REQUIREMENTS » All lines in the data bearing the string "Gesamtniederschlag" should be identified and copied.

MATERIAL PROVIDED »

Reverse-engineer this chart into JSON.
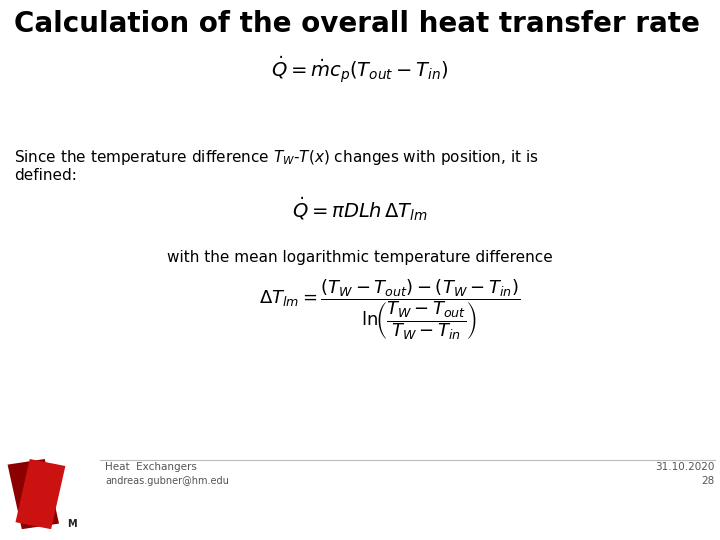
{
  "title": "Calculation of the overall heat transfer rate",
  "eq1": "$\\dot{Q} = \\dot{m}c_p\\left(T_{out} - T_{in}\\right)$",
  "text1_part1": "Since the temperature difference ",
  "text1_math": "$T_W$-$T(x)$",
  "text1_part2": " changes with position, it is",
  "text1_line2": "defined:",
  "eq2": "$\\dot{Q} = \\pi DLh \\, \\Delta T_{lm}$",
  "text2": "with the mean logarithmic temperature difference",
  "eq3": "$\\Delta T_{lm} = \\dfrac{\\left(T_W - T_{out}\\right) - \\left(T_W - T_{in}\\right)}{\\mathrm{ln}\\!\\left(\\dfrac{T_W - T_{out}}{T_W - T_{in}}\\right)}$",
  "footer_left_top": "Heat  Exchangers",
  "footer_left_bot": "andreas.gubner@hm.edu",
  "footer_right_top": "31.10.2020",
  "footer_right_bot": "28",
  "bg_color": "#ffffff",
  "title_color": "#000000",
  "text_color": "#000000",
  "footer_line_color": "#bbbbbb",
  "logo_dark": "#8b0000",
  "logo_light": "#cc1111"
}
* * *
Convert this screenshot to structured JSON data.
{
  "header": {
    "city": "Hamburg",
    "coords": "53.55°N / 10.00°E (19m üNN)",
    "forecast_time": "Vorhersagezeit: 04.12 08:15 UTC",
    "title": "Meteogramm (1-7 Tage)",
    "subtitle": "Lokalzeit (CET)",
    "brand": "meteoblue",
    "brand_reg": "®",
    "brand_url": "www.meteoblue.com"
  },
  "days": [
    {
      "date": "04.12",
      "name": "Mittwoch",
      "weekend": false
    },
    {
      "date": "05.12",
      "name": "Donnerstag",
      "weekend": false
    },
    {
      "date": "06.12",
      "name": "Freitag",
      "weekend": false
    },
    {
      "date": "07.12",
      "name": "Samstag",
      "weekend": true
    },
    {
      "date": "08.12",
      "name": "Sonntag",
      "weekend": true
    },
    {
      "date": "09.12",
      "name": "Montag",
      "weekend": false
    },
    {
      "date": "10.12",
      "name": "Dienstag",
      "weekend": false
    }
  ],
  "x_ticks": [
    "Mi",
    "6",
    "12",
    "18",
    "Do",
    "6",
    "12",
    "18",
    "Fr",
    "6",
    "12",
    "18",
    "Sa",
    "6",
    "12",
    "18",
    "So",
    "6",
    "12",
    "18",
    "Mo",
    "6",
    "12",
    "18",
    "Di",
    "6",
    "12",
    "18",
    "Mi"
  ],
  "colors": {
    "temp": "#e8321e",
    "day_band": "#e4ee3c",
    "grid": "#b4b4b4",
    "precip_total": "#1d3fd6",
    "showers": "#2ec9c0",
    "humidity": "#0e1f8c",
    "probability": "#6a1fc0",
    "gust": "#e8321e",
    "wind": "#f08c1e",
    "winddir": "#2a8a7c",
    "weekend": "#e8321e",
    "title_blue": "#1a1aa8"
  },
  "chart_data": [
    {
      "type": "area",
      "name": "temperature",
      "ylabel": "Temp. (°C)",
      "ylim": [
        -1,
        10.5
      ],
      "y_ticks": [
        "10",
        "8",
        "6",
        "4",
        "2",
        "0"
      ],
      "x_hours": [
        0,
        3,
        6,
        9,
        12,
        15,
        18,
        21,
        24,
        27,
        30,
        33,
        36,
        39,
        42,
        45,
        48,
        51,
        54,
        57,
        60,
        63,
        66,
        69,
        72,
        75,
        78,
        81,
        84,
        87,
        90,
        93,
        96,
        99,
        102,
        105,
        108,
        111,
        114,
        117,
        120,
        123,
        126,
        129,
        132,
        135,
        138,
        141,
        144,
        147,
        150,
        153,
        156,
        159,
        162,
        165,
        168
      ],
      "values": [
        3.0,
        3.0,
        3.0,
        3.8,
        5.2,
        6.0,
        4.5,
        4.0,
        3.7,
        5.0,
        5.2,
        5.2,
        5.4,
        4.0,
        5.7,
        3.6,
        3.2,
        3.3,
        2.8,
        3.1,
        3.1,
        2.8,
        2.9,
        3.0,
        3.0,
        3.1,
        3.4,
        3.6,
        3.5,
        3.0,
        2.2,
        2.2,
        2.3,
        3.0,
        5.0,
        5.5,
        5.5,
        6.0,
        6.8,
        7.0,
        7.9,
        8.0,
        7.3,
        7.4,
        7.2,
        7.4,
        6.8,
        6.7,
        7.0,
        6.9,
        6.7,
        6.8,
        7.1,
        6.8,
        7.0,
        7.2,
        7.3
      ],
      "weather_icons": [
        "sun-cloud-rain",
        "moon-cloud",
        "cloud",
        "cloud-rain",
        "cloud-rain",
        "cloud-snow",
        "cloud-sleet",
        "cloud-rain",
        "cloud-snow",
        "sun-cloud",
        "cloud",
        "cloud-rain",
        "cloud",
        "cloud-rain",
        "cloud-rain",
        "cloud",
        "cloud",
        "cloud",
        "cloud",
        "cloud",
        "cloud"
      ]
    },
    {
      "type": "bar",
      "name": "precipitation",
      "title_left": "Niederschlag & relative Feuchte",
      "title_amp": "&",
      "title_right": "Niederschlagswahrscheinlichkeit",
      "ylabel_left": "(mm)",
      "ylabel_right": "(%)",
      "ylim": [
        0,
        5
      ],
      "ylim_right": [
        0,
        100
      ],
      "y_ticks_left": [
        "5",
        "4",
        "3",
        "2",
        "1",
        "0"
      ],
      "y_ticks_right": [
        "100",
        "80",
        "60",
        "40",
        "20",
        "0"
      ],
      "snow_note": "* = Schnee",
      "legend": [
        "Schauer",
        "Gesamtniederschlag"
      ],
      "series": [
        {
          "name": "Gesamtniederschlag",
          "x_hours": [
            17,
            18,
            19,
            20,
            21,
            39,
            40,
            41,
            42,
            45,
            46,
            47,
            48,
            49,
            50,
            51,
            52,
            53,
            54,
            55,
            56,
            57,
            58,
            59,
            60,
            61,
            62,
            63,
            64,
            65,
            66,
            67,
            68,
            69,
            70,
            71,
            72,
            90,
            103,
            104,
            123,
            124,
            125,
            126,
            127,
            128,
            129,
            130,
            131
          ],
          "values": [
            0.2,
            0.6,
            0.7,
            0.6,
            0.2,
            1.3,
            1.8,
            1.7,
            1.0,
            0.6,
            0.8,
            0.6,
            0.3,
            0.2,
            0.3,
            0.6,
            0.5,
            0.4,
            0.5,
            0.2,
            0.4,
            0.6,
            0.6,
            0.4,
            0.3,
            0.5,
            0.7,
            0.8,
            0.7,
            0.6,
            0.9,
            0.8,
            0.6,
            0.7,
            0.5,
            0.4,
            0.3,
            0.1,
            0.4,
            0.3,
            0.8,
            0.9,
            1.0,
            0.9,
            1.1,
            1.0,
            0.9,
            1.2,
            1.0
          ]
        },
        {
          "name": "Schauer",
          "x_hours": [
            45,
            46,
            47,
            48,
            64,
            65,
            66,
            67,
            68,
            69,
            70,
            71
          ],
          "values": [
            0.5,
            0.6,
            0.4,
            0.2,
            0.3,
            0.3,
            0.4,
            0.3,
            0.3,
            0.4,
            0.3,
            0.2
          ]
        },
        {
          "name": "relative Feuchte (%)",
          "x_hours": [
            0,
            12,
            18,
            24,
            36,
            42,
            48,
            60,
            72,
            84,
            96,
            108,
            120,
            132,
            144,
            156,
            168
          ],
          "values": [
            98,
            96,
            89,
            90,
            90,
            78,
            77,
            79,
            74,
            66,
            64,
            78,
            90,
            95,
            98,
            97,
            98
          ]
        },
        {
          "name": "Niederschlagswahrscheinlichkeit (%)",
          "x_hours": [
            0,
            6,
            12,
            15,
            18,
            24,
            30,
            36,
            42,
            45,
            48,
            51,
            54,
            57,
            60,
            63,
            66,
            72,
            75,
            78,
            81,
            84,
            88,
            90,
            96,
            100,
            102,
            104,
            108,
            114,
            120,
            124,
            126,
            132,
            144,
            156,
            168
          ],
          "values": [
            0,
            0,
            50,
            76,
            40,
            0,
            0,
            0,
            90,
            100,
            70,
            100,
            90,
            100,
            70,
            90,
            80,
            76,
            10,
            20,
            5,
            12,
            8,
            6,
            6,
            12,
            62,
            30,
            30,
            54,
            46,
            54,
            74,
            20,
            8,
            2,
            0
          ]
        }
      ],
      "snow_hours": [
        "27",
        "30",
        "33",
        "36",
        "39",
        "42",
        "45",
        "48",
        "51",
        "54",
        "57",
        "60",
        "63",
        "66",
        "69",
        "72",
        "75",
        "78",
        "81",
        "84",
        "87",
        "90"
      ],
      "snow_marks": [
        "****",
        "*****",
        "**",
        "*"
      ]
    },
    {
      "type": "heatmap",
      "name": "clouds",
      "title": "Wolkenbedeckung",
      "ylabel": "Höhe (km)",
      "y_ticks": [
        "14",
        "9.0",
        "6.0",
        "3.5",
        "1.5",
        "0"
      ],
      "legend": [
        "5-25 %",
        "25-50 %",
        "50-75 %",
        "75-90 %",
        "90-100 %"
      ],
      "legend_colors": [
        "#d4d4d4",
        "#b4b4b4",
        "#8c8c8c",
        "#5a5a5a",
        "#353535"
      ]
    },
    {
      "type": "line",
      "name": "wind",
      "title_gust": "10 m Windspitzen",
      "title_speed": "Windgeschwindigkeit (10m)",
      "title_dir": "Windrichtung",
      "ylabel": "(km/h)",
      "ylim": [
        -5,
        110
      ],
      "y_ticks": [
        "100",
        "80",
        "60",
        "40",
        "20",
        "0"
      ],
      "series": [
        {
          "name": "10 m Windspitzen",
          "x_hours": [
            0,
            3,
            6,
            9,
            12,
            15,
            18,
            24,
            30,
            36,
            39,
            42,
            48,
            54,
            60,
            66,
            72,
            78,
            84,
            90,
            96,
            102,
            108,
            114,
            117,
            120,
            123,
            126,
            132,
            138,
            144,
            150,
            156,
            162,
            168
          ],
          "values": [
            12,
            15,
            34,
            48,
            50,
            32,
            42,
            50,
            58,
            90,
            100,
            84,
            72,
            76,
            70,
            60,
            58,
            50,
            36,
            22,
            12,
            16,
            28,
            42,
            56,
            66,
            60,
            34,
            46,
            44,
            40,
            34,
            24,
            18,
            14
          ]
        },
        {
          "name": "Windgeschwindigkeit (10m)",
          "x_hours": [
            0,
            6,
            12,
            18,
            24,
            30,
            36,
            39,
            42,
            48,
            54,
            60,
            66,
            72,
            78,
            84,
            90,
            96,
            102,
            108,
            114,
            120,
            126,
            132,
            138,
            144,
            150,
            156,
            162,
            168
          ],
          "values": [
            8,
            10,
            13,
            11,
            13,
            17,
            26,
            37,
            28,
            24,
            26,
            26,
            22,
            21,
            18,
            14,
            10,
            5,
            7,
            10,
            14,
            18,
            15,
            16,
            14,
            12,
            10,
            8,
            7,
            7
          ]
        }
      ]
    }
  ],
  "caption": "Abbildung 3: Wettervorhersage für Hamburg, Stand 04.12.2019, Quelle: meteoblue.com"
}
--
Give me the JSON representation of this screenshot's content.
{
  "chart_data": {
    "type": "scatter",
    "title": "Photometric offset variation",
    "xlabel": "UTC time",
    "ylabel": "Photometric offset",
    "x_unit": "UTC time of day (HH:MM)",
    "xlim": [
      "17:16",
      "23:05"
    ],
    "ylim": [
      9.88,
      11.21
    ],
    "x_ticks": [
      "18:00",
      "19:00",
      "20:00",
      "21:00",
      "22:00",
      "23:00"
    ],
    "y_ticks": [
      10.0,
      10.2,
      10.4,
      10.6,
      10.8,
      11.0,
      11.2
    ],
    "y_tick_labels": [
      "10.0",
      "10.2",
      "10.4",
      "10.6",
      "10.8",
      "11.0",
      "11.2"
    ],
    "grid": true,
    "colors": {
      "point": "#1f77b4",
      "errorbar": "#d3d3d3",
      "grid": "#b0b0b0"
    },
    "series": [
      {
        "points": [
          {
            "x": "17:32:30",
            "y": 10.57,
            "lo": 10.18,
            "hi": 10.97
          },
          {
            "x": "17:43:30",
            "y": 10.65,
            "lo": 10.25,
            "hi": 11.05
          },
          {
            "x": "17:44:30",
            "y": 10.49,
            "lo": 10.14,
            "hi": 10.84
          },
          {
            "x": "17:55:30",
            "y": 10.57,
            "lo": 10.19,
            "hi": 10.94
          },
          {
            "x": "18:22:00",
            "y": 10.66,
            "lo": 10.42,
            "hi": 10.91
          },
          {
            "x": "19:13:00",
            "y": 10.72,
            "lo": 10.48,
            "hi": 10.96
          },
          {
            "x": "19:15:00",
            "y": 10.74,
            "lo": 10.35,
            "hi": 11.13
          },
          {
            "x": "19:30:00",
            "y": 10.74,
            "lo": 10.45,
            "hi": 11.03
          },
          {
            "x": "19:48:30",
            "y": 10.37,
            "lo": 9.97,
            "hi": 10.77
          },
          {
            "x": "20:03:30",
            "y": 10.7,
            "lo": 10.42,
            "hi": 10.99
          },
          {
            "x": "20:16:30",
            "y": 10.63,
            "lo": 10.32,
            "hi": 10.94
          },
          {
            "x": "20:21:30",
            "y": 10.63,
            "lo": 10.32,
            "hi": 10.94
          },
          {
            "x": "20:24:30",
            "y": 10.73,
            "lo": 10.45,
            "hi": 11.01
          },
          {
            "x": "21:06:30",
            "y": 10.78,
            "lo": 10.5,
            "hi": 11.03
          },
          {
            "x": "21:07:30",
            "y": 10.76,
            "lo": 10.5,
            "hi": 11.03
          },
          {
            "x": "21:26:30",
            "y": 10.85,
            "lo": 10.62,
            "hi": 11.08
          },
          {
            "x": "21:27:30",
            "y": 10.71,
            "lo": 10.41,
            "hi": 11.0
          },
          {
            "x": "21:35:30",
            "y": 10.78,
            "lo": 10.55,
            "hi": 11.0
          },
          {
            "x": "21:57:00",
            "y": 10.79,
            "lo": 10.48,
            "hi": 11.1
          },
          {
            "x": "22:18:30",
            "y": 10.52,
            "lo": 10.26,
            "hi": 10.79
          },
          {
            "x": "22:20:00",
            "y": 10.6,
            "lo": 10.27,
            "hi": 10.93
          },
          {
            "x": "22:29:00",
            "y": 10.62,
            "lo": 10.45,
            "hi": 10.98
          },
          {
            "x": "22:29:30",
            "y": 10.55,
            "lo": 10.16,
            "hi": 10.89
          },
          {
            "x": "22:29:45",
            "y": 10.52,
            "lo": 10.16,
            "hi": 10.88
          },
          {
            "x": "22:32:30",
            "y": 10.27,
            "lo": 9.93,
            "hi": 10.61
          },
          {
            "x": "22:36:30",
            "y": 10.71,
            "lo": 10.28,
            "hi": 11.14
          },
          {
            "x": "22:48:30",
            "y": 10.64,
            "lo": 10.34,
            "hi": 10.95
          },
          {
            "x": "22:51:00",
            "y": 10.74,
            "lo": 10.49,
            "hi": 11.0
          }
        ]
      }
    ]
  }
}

TASK OUTPUT »
        "Gesamtniederschlag"
          "name": "Gesamtniederschlag",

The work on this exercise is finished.